> [To be done]
Where a line contains the string "github", copy that line.

[Excerpt from a dataset]
* begin *
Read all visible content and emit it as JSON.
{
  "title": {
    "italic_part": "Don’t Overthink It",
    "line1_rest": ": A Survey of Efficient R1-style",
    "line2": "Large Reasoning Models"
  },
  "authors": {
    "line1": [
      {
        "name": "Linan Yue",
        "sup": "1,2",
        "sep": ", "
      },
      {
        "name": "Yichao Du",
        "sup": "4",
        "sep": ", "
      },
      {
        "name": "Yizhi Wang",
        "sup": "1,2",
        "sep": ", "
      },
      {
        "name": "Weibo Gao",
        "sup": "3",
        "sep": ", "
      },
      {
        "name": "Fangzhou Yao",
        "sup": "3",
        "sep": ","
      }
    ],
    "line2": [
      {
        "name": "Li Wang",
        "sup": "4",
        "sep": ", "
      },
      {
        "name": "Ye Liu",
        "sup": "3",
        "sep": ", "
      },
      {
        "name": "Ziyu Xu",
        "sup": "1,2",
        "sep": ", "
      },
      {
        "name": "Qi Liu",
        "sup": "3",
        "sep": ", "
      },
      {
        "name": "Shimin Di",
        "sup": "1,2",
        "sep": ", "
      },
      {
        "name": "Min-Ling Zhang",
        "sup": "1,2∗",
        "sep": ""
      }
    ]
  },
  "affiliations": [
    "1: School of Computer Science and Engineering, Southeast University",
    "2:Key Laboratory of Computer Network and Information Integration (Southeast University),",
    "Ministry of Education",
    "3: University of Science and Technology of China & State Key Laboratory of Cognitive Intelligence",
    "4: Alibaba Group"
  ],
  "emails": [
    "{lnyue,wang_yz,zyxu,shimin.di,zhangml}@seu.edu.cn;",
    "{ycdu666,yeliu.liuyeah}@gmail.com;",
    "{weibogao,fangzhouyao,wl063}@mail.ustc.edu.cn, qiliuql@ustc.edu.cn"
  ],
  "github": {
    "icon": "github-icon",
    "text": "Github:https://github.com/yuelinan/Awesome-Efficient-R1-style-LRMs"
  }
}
* end *
> [The response]
  "github": {
    "icon": "github-icon",
    "text": "Github:https://github.com/yuelinan/Awesome-Efficient-R1-style-LRMs"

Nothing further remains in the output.